══ Source material

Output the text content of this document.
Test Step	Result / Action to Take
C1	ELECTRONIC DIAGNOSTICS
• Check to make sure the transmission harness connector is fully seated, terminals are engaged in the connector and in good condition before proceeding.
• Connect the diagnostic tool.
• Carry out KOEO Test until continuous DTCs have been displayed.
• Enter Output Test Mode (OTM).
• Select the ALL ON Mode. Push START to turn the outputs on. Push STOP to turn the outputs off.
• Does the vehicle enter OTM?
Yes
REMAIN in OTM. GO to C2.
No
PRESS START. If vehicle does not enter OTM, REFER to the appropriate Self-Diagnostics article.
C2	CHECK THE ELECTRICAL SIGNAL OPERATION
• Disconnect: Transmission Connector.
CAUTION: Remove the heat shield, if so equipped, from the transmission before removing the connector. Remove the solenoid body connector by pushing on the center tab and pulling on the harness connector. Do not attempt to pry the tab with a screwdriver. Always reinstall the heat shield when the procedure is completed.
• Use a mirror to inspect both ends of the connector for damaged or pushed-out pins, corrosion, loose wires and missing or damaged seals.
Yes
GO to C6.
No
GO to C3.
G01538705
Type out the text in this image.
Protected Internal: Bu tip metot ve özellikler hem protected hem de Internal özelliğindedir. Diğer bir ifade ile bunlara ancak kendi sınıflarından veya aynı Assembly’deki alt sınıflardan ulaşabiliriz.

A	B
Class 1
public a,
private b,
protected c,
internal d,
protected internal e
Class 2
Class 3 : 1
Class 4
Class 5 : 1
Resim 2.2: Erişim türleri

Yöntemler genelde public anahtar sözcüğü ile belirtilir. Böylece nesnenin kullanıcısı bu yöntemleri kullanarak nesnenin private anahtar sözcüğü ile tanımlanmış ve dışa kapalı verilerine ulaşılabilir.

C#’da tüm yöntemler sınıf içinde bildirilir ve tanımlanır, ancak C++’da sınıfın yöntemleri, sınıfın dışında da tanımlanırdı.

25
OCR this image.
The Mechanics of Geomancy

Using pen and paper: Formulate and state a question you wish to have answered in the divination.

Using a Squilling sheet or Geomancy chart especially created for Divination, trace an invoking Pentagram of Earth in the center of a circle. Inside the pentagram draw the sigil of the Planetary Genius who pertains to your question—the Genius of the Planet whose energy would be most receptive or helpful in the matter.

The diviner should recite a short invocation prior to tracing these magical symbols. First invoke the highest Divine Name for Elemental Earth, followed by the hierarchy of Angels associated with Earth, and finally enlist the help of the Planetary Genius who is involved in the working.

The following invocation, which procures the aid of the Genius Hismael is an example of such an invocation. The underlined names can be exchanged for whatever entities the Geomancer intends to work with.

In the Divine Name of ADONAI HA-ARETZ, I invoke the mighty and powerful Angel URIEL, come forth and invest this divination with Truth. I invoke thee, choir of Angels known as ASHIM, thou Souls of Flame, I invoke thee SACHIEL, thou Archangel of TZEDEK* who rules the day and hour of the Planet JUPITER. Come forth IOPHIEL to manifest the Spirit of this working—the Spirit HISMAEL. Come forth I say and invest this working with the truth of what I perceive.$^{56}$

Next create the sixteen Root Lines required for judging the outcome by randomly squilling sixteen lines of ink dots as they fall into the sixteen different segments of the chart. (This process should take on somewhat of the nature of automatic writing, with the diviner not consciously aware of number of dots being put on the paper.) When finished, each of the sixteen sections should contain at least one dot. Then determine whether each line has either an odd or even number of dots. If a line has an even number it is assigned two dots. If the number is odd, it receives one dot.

════

## [Directive]
Reproduce every line above without error.

## [Correct output]
Output the text content of this document.
Test Step	Result / Action to Take
C1	ELECTRONIC DIAGNOSTICS
• Check to make sure the transmission harness connector is fully seated, terminals are engaged in the connector and in good condition before proceeding.
• Connect the diagnostic tool.
• Carry out KOEO Test until continuous DTCs have been displayed.
• Enter Output Test Mode (OTM).
• Select the ALL ON Mode. Push START to turn the outputs on. Push STOP to turn the outputs off.
• Does the vehicle enter OTM?
Yes
REMAIN in OTM. GO to C2.
No
PRESS START. If vehicle does not enter OTM, REFER to the appropriate Self-Diagnostics article.
C2	CHECK THE ELECTRICAL SIGNAL OPERATION
• Disconnect: Transmission Connector.
CAUTION: Remove the heat shield, if so equipped, from the transmission before removing the connector. Remove the solenoid body connector by pushing on the center tab and pulling on the harness connector. Do not attempt to pry the tab with a screwdriver. Always reinstall the heat shield when the procedure is completed.
• Use a mirror to inspect both ends of the connector for damaged or pushed-out pins, corrosion, loose wires and missing or damaged seals.
Yes
GO to C6.
No
GO to C3.
G01538705
Type out the text in this image.
Protected Internal: Bu tip metot ve özellikler hem protected hem de Internal özelliğindedir. Diğer bir ifade ile bunlara ancak kendi sınıflarından veya aynı Assembly’deki alt sınıflardan ulaşabiliriz.

A	B
Class 1
public a,
private b,
protected c,
internal d,
protected internal e
Class 2
Class 3 : 1
Class 4
Class 5 : 1
Resim 2.2: Erişim türleri

Yöntemler genelde public anahtar sözcüğü ile belirtilir. Böylece nesnenin kullanıcısı bu yöntemleri kullanarak nesnenin private anahtar sözcüğü ile tanımlanmış ve dışa kapalı verilerine ulaşılabilir.

C#’da tüm yöntemler sınıf içinde bildirilir ve tanımlanır, ancak C++’da sınıfın yöntemleri, sınıfın dışında da tanımlanırdı.

25
OCR this image.
The Mechanics of Geomancy

Using pen and paper: Formulate and state a question you wish to have answered in the divination.

Using a Squilling sheet or Geomancy chart especially created for Divination, trace an invoking Pentagram of Earth in the center of a circle. Inside the pentagram draw the sigil of the Planetary Genius who pertains to your question—the Genius of the Planet whose energy would be most receptive or helpful in the matter.

The diviner should recite a short invocation prior to tracing these magical symbols. First invoke the highest Divine Name for Elemental Earth, followed by the hierarchy of Angels associated with Earth, and finally enlist the help of the Planetary Genius who is involved in the working.

The following invocation, which procures the aid of the Genius Hismael is an example of such an invocation. The underlined names can be exchanged for whatever entities the Geomancer intends to work with.

In the Divine Name of ADONAI HA-ARETZ, I invoke the mighty and powerful Angel URIEL, come forth and invest this divination with Truth. I invoke thee, choir of Angels known as ASHIM, thou Souls of Flame, I invoke thee SACHIEL, thou Archangel of TZEDEK* who rules the day and hour of the Planet JUPITER. Come forth IOPHIEL to manifest the Spirit of this working—the Spirit HISMAEL. Come forth I say and invest this working with the truth of what I perceive.$^{56}$

Next create the sixteen Root Lines required for judging the outcome by randomly squilling sixteen lines of ink dots as they fall into the sixteen different segments of the chart. (This process should take on somewhat of the nature of automatic writing, with the diviner not consciously aware of number of dots being put on the paper.) When finished, each of the sixteen sections should contain at least one dot. Then determine whether each line has either an odd or even number of dots. If a line has an even number it is assigned two dots. If the number is odd, it receives one dot.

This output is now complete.